>> Begin

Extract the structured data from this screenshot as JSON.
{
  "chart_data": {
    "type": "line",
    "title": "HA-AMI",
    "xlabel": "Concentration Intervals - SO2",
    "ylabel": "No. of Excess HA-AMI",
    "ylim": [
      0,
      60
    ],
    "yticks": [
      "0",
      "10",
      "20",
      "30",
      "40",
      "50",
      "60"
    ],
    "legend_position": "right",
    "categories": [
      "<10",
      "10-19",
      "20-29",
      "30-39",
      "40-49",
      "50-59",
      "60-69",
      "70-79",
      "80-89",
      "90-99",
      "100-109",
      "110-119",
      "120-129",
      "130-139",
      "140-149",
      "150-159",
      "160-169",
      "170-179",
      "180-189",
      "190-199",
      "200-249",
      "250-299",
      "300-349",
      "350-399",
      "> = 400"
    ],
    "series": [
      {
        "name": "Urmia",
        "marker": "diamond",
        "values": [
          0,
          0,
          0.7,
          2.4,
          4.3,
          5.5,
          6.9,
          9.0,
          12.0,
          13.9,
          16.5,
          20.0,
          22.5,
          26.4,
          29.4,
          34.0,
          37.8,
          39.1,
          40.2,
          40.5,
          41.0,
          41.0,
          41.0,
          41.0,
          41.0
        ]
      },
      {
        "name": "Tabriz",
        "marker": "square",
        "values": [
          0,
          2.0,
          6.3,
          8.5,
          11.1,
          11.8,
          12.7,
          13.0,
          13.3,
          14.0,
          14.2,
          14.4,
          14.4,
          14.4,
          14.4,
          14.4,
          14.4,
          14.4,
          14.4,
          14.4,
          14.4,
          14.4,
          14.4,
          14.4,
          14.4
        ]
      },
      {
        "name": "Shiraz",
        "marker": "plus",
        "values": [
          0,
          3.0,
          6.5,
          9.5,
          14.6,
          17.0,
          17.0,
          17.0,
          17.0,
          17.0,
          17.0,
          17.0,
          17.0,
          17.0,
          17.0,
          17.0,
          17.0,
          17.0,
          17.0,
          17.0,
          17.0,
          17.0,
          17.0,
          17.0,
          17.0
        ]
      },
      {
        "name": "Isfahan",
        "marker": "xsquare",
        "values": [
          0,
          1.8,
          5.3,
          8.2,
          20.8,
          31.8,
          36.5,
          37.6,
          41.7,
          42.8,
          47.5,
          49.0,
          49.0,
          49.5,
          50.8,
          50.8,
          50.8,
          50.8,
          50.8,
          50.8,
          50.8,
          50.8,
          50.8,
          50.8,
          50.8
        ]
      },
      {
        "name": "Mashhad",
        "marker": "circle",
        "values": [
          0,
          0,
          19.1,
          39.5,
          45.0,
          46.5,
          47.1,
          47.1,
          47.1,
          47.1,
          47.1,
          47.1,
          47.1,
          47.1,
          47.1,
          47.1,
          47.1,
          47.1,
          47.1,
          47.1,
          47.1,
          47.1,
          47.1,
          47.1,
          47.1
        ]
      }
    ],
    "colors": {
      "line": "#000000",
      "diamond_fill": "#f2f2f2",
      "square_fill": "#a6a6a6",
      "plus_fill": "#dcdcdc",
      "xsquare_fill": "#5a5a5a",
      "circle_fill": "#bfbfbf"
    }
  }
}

>> End

▶ [Set task]: Copy every line exactly. Leave nothing out.

▶ [Expected answer]:
Extract the structured data from this screenshot as JSON.
{
  "chart_data": {
    "type": "line",
    "title": "HA-AMI",
    "xlabel": "Concentration Intervals - SO2",
    "ylabel": "No. of Excess HA-AMI",
    "ylim": [
      0,
      60
    ],
    "yticks": [
      "0",
      "10",
      "20",
      "30",
      "40",
      "50",
      "60"
    ],
    "legend_position": "right",
    "categories": [
      "<10",
      "10-19",
      "20-29",
      "30-39",
      "40-49",
      "50-59",
      "60-69",
      "70-79",
      "80-89",
      "90-99",
      "100-109",
      "110-119",
      "120-129",
      "130-139",
      "140-149",
      "150-159",
      "160-169",
      "170-179",
      "180-189",
      "190-199",
      "200-249",
      "250-299",
      "300-349",
      "350-399",
      "> = 400"
    ],
    "series": [
      {
        "name": "Urmia",
        "marker": "diamond",
        "values": [
          0,
          0,
          0.7,
          2.4,
          4.3,
          5.5,
          6.9,
          9.0,
          12.0,
          13.9,
          16.5,
          20.0,
          22.5,
          26.4,
          29.4,
          34.0,
          37.8,
          39.1,
          40.2,
          40.5,
          41.0,
          41.0,
          41.0,
          41.0,
          41.0
        ]
      },
      {
        "name": "Tabriz",
        "marker": "square",
        "values": [
          0,
          2.0,
          6.3,
          8.5,
          11.1,
          11.8,
          12.7,
          13.0,
          13.3,
          14.0,
          14.2,
          14.4,
          14.4,
          14.4,
          14.4,
          14.4,
          14.4,
          14.4,
          14.4,
          14.4,
          14.4,
          14.4,
          14.4,
          14.4,
          14.4
        ]
      },
      {
        "name": "Shiraz",
        "marker": "plus",
        "values": [
          0,
          3.0,
          6.5,
          9.5,
          14.6,
          17.0,
          17.0,
          17.0,
          17.0,
          17.0,
          17.0,
          17.0,
          17.0,
          17.0,
          17.0,
          17.0,
          17.0,
          17.0,
          17.0,
          17.0,
          17.0,
          17.0,
          17.0,
          17.0,
          17.0
        ]
      },
      {
        "name": "Isfahan",
        "marker": "xsquare",
        "values": [
          0,
          1.8,
          5.3,
          8.2,
          20.8,
          31.8,
          36.5,
          37.6,
          41.7,
          42.8,
          47.5,
          49.0,
          49.0,
          49.5,
          50.8,
          50.8,
          50.8,
          50.8,
          50.8,
          50.8,
          50.8,
          50.8,
          50.8,
          50.8,
          50.8
        ]
      },
      {
        "name": "Mashhad",
        "marker": "circle",
        "values": [
          0,
          0,
          19.1,
          39.5,
          45.0,
          46.5,
          47.1,
          47.1,
          47.1,
          47.1,
          47.1,
          47.1,
          47.1,
          47.1,
          47.1,
          47.1,
          47.1,
          47.1,
          47.1,
          47.1,
          47.1,
          47.1,
          47.1,
          47.1,
          47.1
        ]
      }
    ],
    "colors": {
      "line": "#000000",
      "diamond_fill": "#f2f2f2",
      "square_fill": "#a6a6a6",
      "plus_fill": "#dcdcdc",
      "xsquare_fill": "#5a5a5a",
      "circle_fill": "#bfbfbf"
    }
  }
}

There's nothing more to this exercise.